--- start MATERIAL FOR THE TASK ---

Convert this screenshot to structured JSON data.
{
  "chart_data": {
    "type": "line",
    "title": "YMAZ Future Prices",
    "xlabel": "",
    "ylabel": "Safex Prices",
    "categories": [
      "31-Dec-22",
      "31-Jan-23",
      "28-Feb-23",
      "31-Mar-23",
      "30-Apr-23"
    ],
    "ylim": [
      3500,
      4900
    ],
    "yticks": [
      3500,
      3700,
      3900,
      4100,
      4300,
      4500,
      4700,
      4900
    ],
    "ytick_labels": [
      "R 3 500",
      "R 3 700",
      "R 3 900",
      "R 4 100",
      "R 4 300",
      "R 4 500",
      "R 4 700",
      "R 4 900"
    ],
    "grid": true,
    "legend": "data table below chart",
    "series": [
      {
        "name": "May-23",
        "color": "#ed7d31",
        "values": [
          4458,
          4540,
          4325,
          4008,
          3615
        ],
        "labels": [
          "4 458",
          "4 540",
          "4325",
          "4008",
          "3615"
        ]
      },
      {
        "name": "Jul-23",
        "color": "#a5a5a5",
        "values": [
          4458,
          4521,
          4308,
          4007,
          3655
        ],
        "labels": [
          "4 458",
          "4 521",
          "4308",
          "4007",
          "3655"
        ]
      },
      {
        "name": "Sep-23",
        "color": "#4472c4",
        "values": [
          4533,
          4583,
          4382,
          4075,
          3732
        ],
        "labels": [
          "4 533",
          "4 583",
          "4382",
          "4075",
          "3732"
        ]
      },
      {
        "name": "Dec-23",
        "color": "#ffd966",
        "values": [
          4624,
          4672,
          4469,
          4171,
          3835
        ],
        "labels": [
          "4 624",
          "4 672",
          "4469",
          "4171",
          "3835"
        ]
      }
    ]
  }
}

--- end MATERIAL FOR THE TASK ---

Repeat the listing exactly, from its first line to its last.

Convert this screenshot to structured JSON data.
{
  "chart_data": {
    "type": "line",
    "title": "YMAZ Future Prices",
    "xlabel": "",
    "ylabel": "Safex Prices",
    "categories": [
      "31-Dec-22",
      "31-Jan-23",
      "28-Feb-23",
      "31-Mar-23",
      "30-Apr-23"
    ],
    "ylim": [
      3500,
      4900
    ],
    "yticks": [
      3500,
      3700,
      3900,
      4100,
      4300,
      4500,
      4700,
      4900
    ],
    "ytick_labels": [
      "R 3 500",
      "R 3 700",
      "R 3 900",
      "R 4 100",
      "R 4 300",
      "R 4 500",
      "R 4 700",
      "R 4 900"
    ],
    "grid": true,
    "legend": "data table below chart",
    "series": [
      {
        "name": "May-23",
        "color": "#ed7d31",
        "values": [
          4458,
          4540,
          4325,
          4008,
          3615
        ],
        "labels": [
          "4 458",
          "4 540",
          "4325",
          "4008",
          "3615"
        ]
      },
      {
        "name": "Jul-23",
        "color": "#a5a5a5",
        "values": [
          4458,
          4521,
          4308,
          4007,
          3655
        ],
        "labels": [
          "4 458",
          "4 521",
          "4308",
          "4007",
          "3655"
        ]
      },
      {
        "name": "Sep-23",
        "color": "#4472c4",
        "values": [
          4533,
          4583,
          4382,
          4075,
          3732
        ],
        "labels": [
          "4 533",
          "4 583",
          "4382",
          "4075",
          "3732"
        ]
      },
      {
        "name": "Dec-23",
        "color": "#ffd966",
        "values": [
          4624,
          4672,
          4469,
          4171,
          3835
        ],
        "labels": [
          "4 624",
          "4 672",
          "4469",
          "4171",
          "3835"
        ]
      }
    ]
  }
}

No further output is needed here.